_DATA_

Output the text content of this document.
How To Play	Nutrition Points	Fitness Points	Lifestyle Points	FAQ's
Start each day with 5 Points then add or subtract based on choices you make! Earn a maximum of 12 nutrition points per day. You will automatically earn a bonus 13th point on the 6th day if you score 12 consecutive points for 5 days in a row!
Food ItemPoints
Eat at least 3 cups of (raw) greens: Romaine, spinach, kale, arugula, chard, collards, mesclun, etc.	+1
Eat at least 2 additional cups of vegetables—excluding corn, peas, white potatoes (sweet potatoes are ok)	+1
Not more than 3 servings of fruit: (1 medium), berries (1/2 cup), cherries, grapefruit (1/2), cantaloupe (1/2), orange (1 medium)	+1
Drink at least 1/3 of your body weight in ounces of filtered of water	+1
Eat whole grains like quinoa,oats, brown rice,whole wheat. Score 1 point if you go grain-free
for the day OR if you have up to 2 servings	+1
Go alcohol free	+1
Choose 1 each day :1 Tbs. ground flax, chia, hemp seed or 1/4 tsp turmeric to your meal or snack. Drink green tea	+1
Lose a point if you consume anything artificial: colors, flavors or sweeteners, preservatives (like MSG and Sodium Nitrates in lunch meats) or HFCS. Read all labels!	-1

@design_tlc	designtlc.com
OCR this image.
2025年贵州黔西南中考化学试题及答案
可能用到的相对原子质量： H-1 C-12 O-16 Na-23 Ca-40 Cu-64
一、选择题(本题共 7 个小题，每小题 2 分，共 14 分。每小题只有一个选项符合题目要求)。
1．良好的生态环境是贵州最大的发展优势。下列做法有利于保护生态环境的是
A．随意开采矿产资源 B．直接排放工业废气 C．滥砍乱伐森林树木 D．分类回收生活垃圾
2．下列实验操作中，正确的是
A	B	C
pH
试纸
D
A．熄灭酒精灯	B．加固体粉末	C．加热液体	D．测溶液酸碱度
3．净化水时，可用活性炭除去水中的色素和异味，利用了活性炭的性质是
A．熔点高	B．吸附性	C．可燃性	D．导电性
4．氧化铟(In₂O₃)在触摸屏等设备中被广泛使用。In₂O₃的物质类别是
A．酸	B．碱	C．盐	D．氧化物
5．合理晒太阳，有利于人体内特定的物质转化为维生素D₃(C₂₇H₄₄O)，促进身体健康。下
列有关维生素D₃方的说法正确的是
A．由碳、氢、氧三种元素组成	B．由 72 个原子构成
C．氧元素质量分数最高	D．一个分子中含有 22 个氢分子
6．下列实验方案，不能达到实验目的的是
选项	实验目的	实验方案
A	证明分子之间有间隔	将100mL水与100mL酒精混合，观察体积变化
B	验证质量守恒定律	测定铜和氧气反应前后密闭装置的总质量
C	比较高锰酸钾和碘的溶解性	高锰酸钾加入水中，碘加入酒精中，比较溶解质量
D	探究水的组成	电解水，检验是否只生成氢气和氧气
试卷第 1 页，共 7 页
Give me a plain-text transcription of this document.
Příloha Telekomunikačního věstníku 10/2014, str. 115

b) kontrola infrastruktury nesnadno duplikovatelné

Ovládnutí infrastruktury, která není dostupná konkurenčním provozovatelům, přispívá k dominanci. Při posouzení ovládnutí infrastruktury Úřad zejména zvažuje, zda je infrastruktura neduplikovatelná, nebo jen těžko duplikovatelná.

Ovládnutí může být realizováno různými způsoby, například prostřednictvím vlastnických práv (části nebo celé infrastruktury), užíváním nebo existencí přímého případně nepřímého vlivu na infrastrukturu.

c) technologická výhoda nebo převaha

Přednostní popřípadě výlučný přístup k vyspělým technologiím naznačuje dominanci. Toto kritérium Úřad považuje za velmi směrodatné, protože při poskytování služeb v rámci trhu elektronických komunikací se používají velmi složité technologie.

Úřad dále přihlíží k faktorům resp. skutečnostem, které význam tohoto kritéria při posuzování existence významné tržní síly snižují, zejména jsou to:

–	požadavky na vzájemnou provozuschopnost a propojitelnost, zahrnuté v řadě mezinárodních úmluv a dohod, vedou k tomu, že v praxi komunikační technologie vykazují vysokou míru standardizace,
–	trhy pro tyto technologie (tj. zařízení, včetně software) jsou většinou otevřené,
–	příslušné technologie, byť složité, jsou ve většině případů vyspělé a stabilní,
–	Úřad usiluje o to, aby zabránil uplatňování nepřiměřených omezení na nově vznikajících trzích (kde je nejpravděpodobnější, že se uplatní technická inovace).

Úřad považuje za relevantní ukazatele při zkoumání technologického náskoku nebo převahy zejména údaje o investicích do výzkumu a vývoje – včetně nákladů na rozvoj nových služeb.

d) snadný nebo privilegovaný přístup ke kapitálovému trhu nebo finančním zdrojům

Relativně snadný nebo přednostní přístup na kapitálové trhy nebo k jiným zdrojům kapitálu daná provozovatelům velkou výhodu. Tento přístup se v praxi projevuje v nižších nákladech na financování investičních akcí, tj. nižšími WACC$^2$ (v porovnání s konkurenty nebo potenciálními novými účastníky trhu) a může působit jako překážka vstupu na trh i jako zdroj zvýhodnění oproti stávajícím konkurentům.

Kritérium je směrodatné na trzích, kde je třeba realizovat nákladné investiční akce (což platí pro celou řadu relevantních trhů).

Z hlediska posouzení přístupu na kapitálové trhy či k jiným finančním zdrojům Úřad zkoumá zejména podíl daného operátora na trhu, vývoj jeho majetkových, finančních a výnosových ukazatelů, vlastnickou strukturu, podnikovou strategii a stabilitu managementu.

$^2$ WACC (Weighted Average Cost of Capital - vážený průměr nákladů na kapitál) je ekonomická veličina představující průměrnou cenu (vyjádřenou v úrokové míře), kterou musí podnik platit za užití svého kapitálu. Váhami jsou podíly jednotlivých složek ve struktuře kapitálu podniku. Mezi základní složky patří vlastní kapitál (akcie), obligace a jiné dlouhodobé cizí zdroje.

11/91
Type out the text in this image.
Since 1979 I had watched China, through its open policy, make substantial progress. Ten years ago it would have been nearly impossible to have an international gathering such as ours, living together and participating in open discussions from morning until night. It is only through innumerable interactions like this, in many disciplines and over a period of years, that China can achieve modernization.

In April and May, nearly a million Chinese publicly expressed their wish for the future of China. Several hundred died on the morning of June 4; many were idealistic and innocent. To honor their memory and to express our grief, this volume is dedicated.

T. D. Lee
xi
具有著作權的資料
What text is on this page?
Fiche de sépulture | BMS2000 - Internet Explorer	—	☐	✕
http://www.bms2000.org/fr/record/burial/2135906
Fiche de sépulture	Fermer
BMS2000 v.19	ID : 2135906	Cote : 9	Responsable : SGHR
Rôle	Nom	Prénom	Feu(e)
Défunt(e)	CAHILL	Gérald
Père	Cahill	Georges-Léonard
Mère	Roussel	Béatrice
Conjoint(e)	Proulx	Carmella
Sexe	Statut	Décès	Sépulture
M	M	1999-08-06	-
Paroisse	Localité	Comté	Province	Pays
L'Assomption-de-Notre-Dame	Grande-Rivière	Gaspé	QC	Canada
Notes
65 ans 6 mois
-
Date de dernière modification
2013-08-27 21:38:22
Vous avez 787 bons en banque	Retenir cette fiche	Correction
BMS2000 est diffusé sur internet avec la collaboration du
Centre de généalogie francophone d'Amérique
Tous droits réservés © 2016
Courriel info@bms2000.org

_THE TASK_
Look through the entries above. Extract each line with the word "image".

_ANSWER_
OCR this image.
Type out the text in this image.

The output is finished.